Extracted entries:

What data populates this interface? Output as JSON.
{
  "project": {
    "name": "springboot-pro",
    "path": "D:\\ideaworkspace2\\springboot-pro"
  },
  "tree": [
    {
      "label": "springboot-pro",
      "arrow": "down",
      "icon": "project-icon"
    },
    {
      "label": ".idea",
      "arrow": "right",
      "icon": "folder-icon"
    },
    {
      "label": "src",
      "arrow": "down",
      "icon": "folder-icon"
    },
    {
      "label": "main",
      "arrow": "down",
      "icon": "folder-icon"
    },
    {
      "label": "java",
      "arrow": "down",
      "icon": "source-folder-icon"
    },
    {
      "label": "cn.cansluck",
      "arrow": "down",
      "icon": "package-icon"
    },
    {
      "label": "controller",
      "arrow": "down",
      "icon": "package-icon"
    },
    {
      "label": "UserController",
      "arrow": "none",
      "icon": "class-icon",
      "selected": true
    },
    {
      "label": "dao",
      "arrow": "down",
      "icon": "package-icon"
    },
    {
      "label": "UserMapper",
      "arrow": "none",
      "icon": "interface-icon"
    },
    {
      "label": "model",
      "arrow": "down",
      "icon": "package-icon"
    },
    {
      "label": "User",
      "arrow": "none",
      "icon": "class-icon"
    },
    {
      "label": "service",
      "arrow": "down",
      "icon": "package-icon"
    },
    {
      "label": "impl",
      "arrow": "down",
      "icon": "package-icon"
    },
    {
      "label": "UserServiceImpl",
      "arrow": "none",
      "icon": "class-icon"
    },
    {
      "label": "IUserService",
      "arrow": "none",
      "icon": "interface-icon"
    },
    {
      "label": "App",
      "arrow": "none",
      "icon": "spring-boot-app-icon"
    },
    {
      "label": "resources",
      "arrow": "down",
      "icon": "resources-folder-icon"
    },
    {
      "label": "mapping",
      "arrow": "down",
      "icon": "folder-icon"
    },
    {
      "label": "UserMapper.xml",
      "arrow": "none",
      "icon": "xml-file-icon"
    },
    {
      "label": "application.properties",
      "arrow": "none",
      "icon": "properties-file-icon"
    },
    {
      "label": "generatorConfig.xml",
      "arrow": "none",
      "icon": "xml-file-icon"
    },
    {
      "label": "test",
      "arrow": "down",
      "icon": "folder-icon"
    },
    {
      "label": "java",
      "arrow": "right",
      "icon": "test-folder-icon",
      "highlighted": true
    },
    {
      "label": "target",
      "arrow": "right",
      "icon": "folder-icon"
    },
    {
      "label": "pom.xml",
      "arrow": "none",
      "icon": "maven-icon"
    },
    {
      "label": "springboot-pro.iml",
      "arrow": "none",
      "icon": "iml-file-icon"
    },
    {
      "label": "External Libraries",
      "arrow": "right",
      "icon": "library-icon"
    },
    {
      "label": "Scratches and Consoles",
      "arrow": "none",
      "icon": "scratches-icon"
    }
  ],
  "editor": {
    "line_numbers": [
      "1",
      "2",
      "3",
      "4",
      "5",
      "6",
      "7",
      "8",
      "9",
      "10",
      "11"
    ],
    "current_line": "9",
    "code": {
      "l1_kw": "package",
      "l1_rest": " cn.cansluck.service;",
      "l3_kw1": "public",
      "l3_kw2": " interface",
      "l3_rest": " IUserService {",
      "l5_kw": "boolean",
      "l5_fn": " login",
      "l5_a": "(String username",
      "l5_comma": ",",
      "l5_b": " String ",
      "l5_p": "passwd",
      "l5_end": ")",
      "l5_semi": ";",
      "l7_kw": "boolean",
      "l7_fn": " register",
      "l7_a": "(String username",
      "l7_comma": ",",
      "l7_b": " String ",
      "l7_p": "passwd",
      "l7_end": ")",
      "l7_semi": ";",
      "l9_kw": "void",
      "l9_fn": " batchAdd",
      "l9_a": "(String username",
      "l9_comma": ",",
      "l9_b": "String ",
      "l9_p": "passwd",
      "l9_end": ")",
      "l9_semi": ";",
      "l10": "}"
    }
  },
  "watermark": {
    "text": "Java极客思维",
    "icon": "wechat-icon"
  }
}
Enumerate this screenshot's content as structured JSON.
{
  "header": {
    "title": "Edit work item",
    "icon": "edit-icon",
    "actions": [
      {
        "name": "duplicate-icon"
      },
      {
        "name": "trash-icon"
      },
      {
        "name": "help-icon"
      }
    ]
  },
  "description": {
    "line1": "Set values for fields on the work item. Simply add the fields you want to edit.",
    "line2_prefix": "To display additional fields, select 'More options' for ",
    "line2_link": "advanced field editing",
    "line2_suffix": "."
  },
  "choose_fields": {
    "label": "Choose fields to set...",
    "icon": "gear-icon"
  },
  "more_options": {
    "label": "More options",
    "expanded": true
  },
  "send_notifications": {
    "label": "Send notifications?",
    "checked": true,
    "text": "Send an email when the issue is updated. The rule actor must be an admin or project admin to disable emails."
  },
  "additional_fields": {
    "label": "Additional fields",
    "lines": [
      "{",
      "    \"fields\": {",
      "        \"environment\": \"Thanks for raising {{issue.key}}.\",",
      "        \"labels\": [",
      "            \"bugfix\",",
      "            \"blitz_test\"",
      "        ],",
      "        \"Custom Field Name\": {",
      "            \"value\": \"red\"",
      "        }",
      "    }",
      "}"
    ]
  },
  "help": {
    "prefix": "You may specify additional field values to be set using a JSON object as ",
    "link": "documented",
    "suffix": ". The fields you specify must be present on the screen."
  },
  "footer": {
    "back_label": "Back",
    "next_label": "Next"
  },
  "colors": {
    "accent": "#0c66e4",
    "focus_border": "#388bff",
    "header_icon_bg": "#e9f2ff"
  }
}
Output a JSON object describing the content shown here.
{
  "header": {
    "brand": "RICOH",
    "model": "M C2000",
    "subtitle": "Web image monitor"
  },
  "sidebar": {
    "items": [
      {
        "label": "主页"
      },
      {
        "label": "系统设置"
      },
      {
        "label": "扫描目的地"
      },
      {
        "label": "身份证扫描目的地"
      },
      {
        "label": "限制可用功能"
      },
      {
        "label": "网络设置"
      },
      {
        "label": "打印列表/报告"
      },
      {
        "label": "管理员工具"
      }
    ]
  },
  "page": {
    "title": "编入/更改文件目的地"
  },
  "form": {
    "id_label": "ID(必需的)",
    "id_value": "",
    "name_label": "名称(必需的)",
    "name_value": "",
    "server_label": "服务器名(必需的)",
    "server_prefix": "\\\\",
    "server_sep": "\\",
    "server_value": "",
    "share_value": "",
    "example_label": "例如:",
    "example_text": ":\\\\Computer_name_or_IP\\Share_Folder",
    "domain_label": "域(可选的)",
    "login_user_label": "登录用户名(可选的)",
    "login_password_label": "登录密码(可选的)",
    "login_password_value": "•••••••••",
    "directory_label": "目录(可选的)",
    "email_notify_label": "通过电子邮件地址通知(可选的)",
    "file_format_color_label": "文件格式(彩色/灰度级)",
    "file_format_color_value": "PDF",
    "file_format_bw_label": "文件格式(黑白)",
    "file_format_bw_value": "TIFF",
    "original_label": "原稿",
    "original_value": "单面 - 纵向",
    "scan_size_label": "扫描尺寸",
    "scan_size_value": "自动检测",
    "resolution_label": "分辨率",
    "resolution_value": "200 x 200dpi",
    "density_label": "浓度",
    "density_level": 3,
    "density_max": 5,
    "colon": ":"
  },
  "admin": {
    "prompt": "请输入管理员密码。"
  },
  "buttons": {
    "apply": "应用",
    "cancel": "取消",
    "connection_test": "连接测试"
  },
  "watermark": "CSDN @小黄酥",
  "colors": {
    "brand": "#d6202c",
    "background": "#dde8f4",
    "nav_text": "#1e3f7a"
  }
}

Directions: Each line must be given again exactly as written above.

Solved problem:
What data populates this interface? Output as JSON.
{
  "project": {
    "name": "springboot-pro",
    "path": "D:\\ideaworkspace2\\springboot-pro"
  },
  "tree": [
    {
      "label": "springboot-pro",
      "arrow": "down",
      "icon": "project-icon"
    },
    {
      "label": ".idea",
      "arrow": "right",
      "icon": "folder-icon"
    },
    {
      "label": "src",
      "arrow": "down",
      "icon": "folder-icon"
    },
    {
      "label": "main",
      "arrow": "down",
      "icon": "folder-icon"
    },
    {
      "label": "java",
      "arrow": "down",
      "icon": "source-folder-icon"
    },
    {
      "label": "cn.cansluck",
      "arrow": "down",
      "icon": "package-icon"
    },
    {
      "label": "controller",
      "arrow": "down",
      "icon": "package-icon"
    },
    {
      "label": "UserController",
      "arrow": "none",
      "icon": "class-icon",
      "selected": true
    },
    {
      "label": "dao",
      "arrow": "down",
      "icon": "package-icon"
    },
    {
      "label": "UserMapper",
      "arrow": "none",
      "icon": "interface-icon"
    },
    {
      "label": "model",
      "arrow": "down",
      "icon": "package-icon"
    },
    {
      "label": "User",
      "arrow": "none",
      "icon": "class-icon"
    },
    {
      "label": "service",
      "arrow": "down",
      "icon": "package-icon"
    },
    {
      "label": "impl",
      "arrow": "down",
      "icon": "package-icon"
    },
    {
      "label": "UserServiceImpl",
      "arrow": "none",
      "icon": "class-icon"
    },
    {
      "label": "IUserService",
      "arrow": "none",
      "icon": "interface-icon"
    },
    {
      "label": "App",
      "arrow": "none",
      "icon": "spring-boot-app-icon"
    },
    {
      "label": "resources",
      "arrow": "down",
      "icon": "resources-folder-icon"
    },
    {
      "label": "mapping",
      "arrow": "down",
      "icon": "folder-icon"
    },
    {
      "label": "UserMapper.xml",
      "arrow": "none",
      "icon": "xml-file-icon"
    },
    {
      "label": "application.properties",
      "arrow": "none",
      "icon": "properties-file-icon"
    },
    {
      "label": "generatorConfig.xml",
      "arrow": "none",
      "icon": "xml-file-icon"
    },
    {
      "label": "test",
      "arrow": "down",
      "icon": "folder-icon"
    },
    {
      "label": "java",
      "arrow": "right",
      "icon": "test-folder-icon",
      "highlighted": true
    },
    {
      "label": "target",
      "arrow": "right",
      "icon": "folder-icon"
    },
    {
      "label": "pom.xml",
      "arrow": "none",
      "icon": "maven-icon"
    },
    {
      "label": "springboot-pro.iml",
      "arrow": "none",
      "icon": "iml-file-icon"
    },
    {
      "label": "External Libraries",
      "arrow": "right",
      "icon": "library-icon"
    },
    {
      "label": "Scratches and Consoles",
      "arrow": "none",
      "icon": "scratches-icon"
    }
  ],
  "editor": {
    "line_numbers": [
      "1",
      "2",
      "3",
      "4",
      "5",
      "6",
      "7",
      "8",
      "9",
      "10",
      "11"
    ],
    "current_line": "9",
    "code": {
      "l1_kw": "package",
      "l1_rest": " cn.cansluck.service;",
      "l3_kw1": "public",
      "l3_kw2": " interface",
      "l3_rest": " IUserService {",
      "l5_kw": "boolean",
      "l5_fn": " login",
      "l5_a": "(String username",
      "l5_comma": ",",
      "l5_b": " String ",
      "l5_p": "passwd",
      "l5_end": ")",
      "l5_semi": ";",
      "l7_kw": "boolean",
      "l7_fn": " register",
      "l7_a": "(String username",
      "l7_comma": ",",
      "l7_b": " String ",
      "l7_p": "passwd",
      "l7_end": ")",
      "l7_semi": ";",
      "l9_kw": "void",
      "l9_fn": " batchAdd",
      "l9_a": "(String username",
      "l9_comma": ",",
      "l9_b": "String ",
      "l9_p": "passwd",
      "l9_end": ")",
      "l9_semi": ";",
      "l10": "}"
    }
  },
  "watermark": {
    "text": "Java极客思维",
    "icon": "wechat-icon"
  }
}
Enumerate this screenshot's content as structured JSON.
{
  "header": {
    "title": "Edit work item",
    "icon": "edit-icon",
    "actions": [
      {
        "name": "duplicate-icon"
      },
      {
        "name": "trash-icon"
      },
      {
        "name": "help-icon"
      }
    ]
  },
  "description": {
    "line1": "Set values for fields on the work item. Simply add the fields you want to edit.",
    "line2_prefix": "To display additional fields, select 'More options' for ",
    "line2_link": "advanced field editing",
    "line2_suffix": "."
  },
  "choose_fields": {
    "label": "Choose fields to set...",
    "icon": "gear-icon"
  },
  "more_options": {
    "label": "More options",
    "expanded": true
  },
  "send_notifications": {
    "label": "Send notifications?",
    "checked": true,
    "text": "Send an email when the issue is updated. The rule actor must be an admin or project admin to disable emails."
  },
  "additional_fields": {
    "label": "Additional fields",
    "lines": [
      "{",
      "    \"fields\": {",
      "        \"environment\": \"Thanks for raising {{issue.key}}.\",",
      "        \"labels\": [",
      "            \"bugfix\",",
      "            \"blitz_test\"",
      "        ],",
      "        \"Custom Field Name\": {",
      "            \"value\": \"red\"",
      "        }",
      "    }",
      "}"
    ]
  },
  "help": {
    "prefix": "You may specify additional field values to be set using a JSON object as ",
    "link": "documented",
    "suffix": ". The fields you specify must be present on the screen."
  },
  "footer": {
    "back_label": "Back",
    "next_label": "Next"
  },
  "colors": {
    "accent": "#0c66e4",
    "focus_border": "#388bff",
    "header_icon_bg": "#e9f2ff"
  }
}
Output a JSON object describing the content shown here.
{
  "header": {
    "brand": "RICOH",
    "model": "M C2000",
    "subtitle": "Web image monitor"
  },
  "sidebar": {
    "items": [
      {
        "label": "主页"
      },
      {
        "label": "系统设置"
      },
      {
        "label": "扫描目的地"
      },
      {
        "label": "身份证扫描目的地"
      },
      {
        "label": "限制可用功能"
      },
      {
        "label": "网络设置"
      },
      {
        "label": "打印列表/报告"
      },
      {
        "label": "管理员工具"
      }
    ]
  },
  "page": {
    "title": "编入/更改文件目的地"
  },
  "form": {
    "id_label": "ID(必需的)",
    "id_value": "",
    "name_label": "名称(必需的)",
    "name_value": "",
    "server_label": "服务器名(必需的)",
    "server_prefix": "\\\\",
    "server_sep": "\\",
    "server_value": "",
    "share_value": "",
    "example_label": "例如:",
    "example_text": ":\\\\Computer_name_or_IP\\Share_Folder",
    "domain_label": "域(可选的)",
    "login_user_label": "登录用户名(可选的)",
    "login_password_label": "登录密码(可选的)",
    "login_password_value": "•••••••••",
    "directory_label": "目录(可选的)",
    "email_notify_label": "通过电子邮件地址通知(可选的)",
    "file_format_color_label": "文件格式(彩色/灰度级)",
    "file_format_color_value": "PDF",
    "file_format_bw_label": "文件格式(黑白)",
    "file_format_bw_value": "TIFF",
    "original_label": "原稿",
    "original_value": "单面 - 纵向",
    "scan_size_label": "扫描尺寸",
    "scan_size_value": "自动检测",
    "resolution_label": "分辨率",
    "resolution_value": "200 x 200dpi",
    "density_label": "浓度",
    "density_level": 3,
    "density_max": 5,
    "colon": ":"
  },
  "admin": {
    "prompt": "请输入管理员密码。"
  },
  "buttons": {
    "apply": "应用",
    "cancel": "取消",
    "connection_test": "连接测试"
  },
  "watermark": "CSDN @小黄酥",
  "colors": {
    "brand": "#d6202c",
    "background": "#dde8f4",
    "nav_text": "#1e3f7a"
  }
}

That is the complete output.